:: Written task ::
Pull each line holding the word "this" from the data.

:: Given records ::
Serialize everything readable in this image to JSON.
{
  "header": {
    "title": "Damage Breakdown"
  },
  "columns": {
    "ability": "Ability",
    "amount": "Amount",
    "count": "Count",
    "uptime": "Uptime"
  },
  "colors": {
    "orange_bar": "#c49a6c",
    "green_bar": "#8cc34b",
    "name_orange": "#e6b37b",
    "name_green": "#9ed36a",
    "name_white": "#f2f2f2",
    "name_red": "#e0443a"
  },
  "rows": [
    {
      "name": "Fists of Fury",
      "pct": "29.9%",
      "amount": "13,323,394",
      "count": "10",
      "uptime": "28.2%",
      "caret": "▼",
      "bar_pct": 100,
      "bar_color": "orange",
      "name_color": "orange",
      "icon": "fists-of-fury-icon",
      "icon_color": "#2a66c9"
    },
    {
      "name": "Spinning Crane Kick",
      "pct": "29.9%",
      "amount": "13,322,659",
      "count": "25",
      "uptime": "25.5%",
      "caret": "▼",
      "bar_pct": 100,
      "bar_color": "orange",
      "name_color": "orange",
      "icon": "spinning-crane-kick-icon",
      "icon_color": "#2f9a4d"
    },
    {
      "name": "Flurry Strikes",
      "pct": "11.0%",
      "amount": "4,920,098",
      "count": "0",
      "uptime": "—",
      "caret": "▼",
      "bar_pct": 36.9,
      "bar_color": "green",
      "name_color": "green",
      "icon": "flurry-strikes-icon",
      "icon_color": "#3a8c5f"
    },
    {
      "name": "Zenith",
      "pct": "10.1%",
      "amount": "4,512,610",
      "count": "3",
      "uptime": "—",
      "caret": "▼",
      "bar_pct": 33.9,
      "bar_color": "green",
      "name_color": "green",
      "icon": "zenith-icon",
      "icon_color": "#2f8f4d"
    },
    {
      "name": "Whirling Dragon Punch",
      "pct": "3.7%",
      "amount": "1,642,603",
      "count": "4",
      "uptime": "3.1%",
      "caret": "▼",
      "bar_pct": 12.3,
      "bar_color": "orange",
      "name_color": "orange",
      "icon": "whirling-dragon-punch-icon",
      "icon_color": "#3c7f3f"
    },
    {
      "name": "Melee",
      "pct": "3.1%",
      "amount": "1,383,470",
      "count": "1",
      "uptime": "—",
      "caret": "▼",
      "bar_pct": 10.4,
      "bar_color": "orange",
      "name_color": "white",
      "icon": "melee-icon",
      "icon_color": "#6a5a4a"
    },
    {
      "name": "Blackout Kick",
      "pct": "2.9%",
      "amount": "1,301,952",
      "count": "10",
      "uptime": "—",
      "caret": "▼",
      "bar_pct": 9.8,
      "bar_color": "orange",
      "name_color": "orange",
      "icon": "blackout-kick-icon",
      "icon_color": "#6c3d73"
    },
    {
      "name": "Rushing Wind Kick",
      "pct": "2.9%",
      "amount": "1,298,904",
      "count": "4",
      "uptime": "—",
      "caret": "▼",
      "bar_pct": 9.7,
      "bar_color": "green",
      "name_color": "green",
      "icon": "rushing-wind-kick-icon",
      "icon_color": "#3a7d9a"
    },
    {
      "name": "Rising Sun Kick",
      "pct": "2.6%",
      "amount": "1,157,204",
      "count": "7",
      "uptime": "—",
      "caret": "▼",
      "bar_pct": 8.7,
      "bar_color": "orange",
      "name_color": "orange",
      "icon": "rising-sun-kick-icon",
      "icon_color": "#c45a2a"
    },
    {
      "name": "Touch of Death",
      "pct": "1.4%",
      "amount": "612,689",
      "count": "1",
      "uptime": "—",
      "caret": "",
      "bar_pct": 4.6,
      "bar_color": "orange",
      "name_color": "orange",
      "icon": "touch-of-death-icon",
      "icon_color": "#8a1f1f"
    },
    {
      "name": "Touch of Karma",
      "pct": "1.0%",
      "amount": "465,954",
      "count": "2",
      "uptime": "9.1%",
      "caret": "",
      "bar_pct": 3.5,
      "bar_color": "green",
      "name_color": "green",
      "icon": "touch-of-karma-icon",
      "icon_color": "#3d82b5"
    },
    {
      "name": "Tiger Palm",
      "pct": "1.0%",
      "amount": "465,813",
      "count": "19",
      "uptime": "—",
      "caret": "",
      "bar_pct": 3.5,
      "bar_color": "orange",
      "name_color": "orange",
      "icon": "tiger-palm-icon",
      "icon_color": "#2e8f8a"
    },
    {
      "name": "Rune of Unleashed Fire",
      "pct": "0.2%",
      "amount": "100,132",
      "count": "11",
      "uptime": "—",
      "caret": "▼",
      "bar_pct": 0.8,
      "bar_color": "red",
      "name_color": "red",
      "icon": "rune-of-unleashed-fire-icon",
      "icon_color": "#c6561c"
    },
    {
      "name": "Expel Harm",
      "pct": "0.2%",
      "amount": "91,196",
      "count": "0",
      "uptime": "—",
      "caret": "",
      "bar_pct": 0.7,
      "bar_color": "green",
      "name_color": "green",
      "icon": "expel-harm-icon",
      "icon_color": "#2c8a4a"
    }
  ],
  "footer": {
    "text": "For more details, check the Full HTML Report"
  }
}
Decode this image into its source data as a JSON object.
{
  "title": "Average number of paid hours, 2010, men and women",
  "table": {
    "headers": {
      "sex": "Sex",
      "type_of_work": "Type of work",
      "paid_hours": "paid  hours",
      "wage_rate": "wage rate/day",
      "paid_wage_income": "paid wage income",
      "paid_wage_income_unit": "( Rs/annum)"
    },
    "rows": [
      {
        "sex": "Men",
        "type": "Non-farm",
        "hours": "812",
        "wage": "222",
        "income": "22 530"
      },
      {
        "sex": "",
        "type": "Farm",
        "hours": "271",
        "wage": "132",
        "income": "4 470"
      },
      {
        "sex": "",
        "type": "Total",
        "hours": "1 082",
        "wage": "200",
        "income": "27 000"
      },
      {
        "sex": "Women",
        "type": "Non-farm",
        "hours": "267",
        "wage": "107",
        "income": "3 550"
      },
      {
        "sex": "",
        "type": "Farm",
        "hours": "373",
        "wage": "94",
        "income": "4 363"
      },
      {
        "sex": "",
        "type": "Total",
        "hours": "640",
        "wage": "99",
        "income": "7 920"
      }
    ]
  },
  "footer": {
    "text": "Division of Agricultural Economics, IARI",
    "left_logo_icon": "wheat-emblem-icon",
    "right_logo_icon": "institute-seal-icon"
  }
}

:: Answer to the task ::
Serialize everything readable in this image to JSON.
Decode this image into its source data as a JSON object.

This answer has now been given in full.